What is required → Print each line of the records below verbatim, without altering any character, number, or spacing.

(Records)
********

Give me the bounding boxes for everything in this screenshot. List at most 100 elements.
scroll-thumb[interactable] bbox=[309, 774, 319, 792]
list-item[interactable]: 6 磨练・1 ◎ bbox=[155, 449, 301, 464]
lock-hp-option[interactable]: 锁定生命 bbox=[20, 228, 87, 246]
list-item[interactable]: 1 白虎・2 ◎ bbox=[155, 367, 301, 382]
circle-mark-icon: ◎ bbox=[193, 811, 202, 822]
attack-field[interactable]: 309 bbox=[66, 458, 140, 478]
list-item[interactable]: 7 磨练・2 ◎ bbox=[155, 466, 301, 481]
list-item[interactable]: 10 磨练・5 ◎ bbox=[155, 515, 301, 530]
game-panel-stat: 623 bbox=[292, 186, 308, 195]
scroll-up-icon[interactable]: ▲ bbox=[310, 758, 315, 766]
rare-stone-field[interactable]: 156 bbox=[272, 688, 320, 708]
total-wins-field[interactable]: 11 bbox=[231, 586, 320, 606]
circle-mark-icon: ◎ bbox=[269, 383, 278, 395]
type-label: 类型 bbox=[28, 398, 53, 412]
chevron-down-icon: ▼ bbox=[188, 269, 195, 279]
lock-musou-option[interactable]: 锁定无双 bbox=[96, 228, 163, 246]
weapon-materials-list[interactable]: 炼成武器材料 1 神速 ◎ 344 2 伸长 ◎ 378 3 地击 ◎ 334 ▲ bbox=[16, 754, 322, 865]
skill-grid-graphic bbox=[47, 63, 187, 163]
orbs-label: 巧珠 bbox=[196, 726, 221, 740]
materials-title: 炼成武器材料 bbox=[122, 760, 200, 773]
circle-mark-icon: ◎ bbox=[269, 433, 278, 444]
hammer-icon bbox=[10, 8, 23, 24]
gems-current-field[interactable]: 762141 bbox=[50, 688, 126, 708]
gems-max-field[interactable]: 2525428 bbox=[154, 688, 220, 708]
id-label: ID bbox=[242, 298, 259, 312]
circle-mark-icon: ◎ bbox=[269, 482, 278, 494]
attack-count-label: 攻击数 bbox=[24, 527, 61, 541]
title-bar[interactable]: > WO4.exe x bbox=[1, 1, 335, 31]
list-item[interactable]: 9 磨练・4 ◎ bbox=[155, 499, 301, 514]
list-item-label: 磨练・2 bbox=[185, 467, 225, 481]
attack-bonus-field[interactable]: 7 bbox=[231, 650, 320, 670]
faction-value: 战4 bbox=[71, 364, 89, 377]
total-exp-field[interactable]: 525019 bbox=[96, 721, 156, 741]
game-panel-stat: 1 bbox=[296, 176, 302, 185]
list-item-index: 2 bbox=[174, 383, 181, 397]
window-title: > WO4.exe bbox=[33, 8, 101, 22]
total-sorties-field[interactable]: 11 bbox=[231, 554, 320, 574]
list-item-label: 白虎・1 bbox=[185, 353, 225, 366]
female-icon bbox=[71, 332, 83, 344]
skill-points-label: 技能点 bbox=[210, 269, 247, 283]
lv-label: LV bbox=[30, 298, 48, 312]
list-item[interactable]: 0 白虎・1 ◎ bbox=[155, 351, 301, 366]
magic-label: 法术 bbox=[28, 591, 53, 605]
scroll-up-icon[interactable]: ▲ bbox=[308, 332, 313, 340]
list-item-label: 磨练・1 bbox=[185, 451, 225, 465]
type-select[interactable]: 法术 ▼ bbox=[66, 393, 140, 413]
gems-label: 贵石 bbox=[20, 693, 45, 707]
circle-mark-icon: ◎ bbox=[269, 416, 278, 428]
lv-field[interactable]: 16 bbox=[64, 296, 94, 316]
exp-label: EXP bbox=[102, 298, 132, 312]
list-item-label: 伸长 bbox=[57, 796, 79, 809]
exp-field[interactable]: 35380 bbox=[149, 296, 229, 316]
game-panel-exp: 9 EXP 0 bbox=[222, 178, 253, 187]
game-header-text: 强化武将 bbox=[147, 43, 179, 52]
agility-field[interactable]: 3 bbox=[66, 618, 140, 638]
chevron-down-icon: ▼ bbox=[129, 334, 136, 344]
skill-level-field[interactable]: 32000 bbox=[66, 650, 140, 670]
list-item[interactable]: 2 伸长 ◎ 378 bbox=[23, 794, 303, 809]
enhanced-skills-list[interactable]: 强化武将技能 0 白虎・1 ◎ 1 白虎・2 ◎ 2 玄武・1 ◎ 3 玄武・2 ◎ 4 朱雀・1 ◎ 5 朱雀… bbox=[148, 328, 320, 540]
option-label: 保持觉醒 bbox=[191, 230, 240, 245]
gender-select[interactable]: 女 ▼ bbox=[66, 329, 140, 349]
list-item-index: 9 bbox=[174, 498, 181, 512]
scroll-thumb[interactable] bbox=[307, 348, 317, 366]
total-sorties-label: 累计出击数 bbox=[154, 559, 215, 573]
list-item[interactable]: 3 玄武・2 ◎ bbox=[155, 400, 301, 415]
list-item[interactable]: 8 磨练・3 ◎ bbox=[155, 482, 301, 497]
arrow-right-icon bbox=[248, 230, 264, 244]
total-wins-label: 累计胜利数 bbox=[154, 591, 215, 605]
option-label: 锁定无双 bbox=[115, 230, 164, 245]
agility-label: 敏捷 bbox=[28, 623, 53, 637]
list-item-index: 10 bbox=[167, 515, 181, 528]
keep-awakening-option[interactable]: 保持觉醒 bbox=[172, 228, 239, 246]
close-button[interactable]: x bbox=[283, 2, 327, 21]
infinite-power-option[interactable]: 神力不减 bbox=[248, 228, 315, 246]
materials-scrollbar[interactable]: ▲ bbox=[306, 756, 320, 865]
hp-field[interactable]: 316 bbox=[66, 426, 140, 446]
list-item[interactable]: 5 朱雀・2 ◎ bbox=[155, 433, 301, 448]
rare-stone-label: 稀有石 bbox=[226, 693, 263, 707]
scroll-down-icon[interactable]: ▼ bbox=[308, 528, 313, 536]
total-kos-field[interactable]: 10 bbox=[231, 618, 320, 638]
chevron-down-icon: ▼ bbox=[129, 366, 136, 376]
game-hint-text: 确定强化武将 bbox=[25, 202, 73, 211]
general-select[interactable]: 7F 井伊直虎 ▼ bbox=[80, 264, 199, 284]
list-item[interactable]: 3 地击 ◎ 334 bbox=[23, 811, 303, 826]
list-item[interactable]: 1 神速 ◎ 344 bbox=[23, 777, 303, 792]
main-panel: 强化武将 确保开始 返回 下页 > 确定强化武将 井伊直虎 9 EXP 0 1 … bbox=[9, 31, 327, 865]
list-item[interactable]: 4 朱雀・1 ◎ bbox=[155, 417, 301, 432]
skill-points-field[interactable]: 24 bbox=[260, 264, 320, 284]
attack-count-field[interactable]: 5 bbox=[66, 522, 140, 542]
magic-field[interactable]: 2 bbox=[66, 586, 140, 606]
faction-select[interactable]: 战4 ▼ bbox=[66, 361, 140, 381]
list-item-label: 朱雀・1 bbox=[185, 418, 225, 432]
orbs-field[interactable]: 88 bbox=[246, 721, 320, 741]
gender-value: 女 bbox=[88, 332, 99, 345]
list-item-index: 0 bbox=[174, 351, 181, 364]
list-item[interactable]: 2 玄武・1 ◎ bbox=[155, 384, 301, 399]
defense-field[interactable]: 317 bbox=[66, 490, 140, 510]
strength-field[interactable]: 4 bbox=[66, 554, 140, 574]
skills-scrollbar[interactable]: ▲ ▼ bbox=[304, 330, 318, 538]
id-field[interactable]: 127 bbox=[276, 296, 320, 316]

********

Output of the task →
Give me the bounding boxes for everything in this screenshot. List at most 100 elements.
scroll-thumb[interactable] bbox=[309, 774, 319, 792]
list-item[interactable]: 6 磨练・1 ◎ bbox=[155, 449, 301, 464]
lock-hp-option[interactable]: 锁定生命 bbox=[20, 228, 87, 246]
list-item[interactable]: 1 白虎・2 ◎ bbox=[155, 367, 301, 382]
circle-mark-icon: ◎ bbox=[193, 811, 202, 822]
attack-field[interactable]: 309 bbox=[66, 458, 140, 478]
list-item[interactable]: 7 磨练・2 ◎ bbox=[155, 466, 301, 481]
list-item[interactable]: 10 磨练・5 ◎ bbox=[155, 515, 301, 530]
game-panel-stat: 623 bbox=[292, 186, 308, 195]
scroll-up-icon[interactable]: ▲ bbox=[310, 758, 315, 766]
rare-stone-field[interactable]: 156 bbox=[272, 688, 320, 708]
total-wins-field[interactable]: 11 bbox=[231, 586, 320, 606]
circle-mark-icon: ◎ bbox=[269, 383, 278, 395]
type-label: 类型 bbox=[28, 398, 53, 412]
chevron-down-icon: ▼ bbox=[188, 269, 195, 279]
lock-musou-option[interactable]: 锁定无双 bbox=[96, 228, 163, 246]
weapon-materials-list[interactable]: 炼成武器材料 1 神速 ◎ 344 2 伸长 ◎ 378 3 地击 ◎ 334 ▲ bbox=[16, 754, 322, 865]
skill-grid-graphic bbox=[47, 63, 187, 163]
orbs-label: 巧珠 bbox=[196, 726, 221, 740]
materials-title: 炼成武器材料 bbox=[122, 760, 200, 773]
circle-mark-icon: ◎ bbox=[269, 433, 278, 444]
hammer-icon bbox=[10, 8, 23, 24]
gems-current-field[interactable]: 762141 bbox=[50, 688, 126, 708]
gems-max-field[interactable]: 2525428 bbox=[154, 688, 220, 708]
id-label: ID bbox=[242, 298, 259, 312]
circle-mark-icon: ◎ bbox=[269, 482, 278, 494]
attack-count-label: 攻击数 bbox=[24, 527, 61, 541]
title-bar[interactable]: > WO4.exe x bbox=[1, 1, 335, 31]
list-item[interactable]: 9 磨练・4 ◎ bbox=[155, 499, 301, 514]
list-item-label: 磨练・2 bbox=[185, 467, 225, 481]
attack-bonus-field[interactable]: 7 bbox=[231, 650, 320, 670]
faction-value: 战4 bbox=[71, 364, 89, 377]
total-exp-field[interactable]: 525019 bbox=[96, 721, 156, 741]
game-panel-stat: 1 bbox=[296, 176, 302, 185]
list-item-index: 2 bbox=[174, 383, 181, 397]
window-title: > WO4.exe bbox=[33, 8, 101, 22]
total-sorties-field[interactable]: 11 bbox=[231, 554, 320, 574]
list-item-label: 白虎・1 bbox=[185, 353, 225, 366]
female-icon bbox=[71, 332, 83, 344]
skill-points-label: 技能点 bbox=[210, 269, 247, 283]
lv-label: LV bbox=[30, 298, 48, 312]
list-item[interactable]: 0 白虎・1 ◎ bbox=[155, 351, 301, 366]
magic-label: 法术 bbox=[28, 591, 53, 605]
scroll-up-icon[interactable]: ▲ bbox=[308, 332, 313, 340]
list-item-label: 磨练・1 bbox=[185, 451, 225, 465]
type-select[interactable]: 法术 ▼ bbox=[66, 393, 140, 413]
gems-label: 贵石 bbox=[20, 693, 45, 707]
circle-mark-icon: ◎ bbox=[269, 416, 278, 428]
lv-field[interactable]: 16 bbox=[64, 296, 94, 316]
exp-label: EXP bbox=[102, 298, 132, 312]
list-item-label: 伸长 bbox=[57, 796, 79, 809]
exp-field[interactable]: 35380 bbox=[149, 296, 229, 316]
game-panel-exp: 9 EXP 0 bbox=[222, 178, 253, 187]
game-header-text: 强化武将 bbox=[147, 43, 179, 52]
agility-field[interactable]: 3 bbox=[66, 618, 140, 638]
chevron-down-icon: ▼ bbox=[129, 334, 136, 344]
skill-level-field[interactable]: 32000 bbox=[66, 650, 140, 670]
list-item[interactable]: 2 伸长 ◎ 378 bbox=[23, 794, 303, 809]
enhanced-skills-list[interactable]: 强化武将技能 0 白虎・1 ◎ 1 白虎・2 ◎ 2 玄武・1 ◎ 3 玄武・2 ◎ 4 朱雀・1 ◎ 5 朱雀… bbox=[148, 328, 320, 540]
option-label: 保持觉醒 bbox=[191, 230, 240, 245]
gender-select[interactable]: 女 ▼ bbox=[66, 329, 140, 349]
list-item-index: 9 bbox=[174, 498, 181, 512]
scroll-thumb[interactable] bbox=[307, 348, 317, 366]
total-sorties-label: 累计出击数 bbox=[154, 559, 215, 573]
list-item[interactable]: 3 玄武・2 ◎ bbox=[155, 400, 301, 415]
list-item[interactable]: 8 磨练・3 ◎ bbox=[155, 482, 301, 497]
arrow-right-icon bbox=[248, 230, 264, 244]
total-wins-label: 累计胜利数 bbox=[154, 591, 215, 605]
option-label: 锁定无双 bbox=[115, 230, 164, 245]
agility-label: 敏捷 bbox=[28, 623, 53, 637]
list-item-index: 10 bbox=[167, 515, 181, 528]
keep-awakening-option[interactable]: 保持觉醒 bbox=[172, 228, 239, 246]
close-button[interactable]: x bbox=[283, 2, 327, 21]
infinite-power-option[interactable]: 神力不减 bbox=[248, 228, 315, 246]
materials-scrollbar[interactable]: ▲ bbox=[306, 756, 320, 865]
hp-field[interactable]: 316 bbox=[66, 426, 140, 446]
list-item[interactable]: 5 朱雀・2 ◎ bbox=[155, 433, 301, 448]
rare-stone-label: 稀有石 bbox=[226, 693, 263, 707]
scroll-down-icon[interactable]: ▼ bbox=[308, 528, 313, 536]
total-kos-field[interactable]: 10 bbox=[231, 618, 320, 638]
chevron-down-icon: ▼ bbox=[129, 366, 136, 376]
game-hint-text: 确定强化武将 bbox=[25, 202, 73, 211]
general-select[interactable]: 7F 井伊直虎 ▼ bbox=[80, 264, 199, 284]
list-item[interactable]: 3 地击 ◎ 334 bbox=[23, 811, 303, 826]
list-item[interactable]: 1 神速 ◎ 344 bbox=[23, 777, 303, 792]
main-panel: 强化武将 确保开始 返回 下页 > 确定强化武将 井伊直虎 9 EXP 0 1 … bbox=[9, 31, 327, 865]
list-item[interactable]: 4 朱雀・1 ◎ bbox=[155, 417, 301, 432]
skill-points-field[interactable]: 24 bbox=[260, 264, 320, 284]
attack-count-field[interactable]: 5 bbox=[66, 522, 140, 542]
magic-field[interactable]: 2 bbox=[66, 586, 140, 606]
faction-select[interactable]: 战4 ▼ bbox=[66, 361, 140, 381]
list-item-label: 朱雀・1 bbox=[185, 418, 225, 432]
orbs-field[interactable]: 88 bbox=[246, 721, 320, 741]
gender-value: 女 bbox=[88, 332, 99, 345]
list-item-index: 0 bbox=[174, 351, 181, 364]
list-item[interactable]: 2 玄武・1 ◎ bbox=[155, 384, 301, 399]
defense-field[interactable]: 317 bbox=[66, 490, 140, 510]
strength-field[interactable]: 4 bbox=[66, 554, 140, 574]
skills-scrollbar[interactable]: ▲ ▼ bbox=[304, 330, 318, 538]
id-field[interactable]: 127 bbox=[276, 296, 320, 316]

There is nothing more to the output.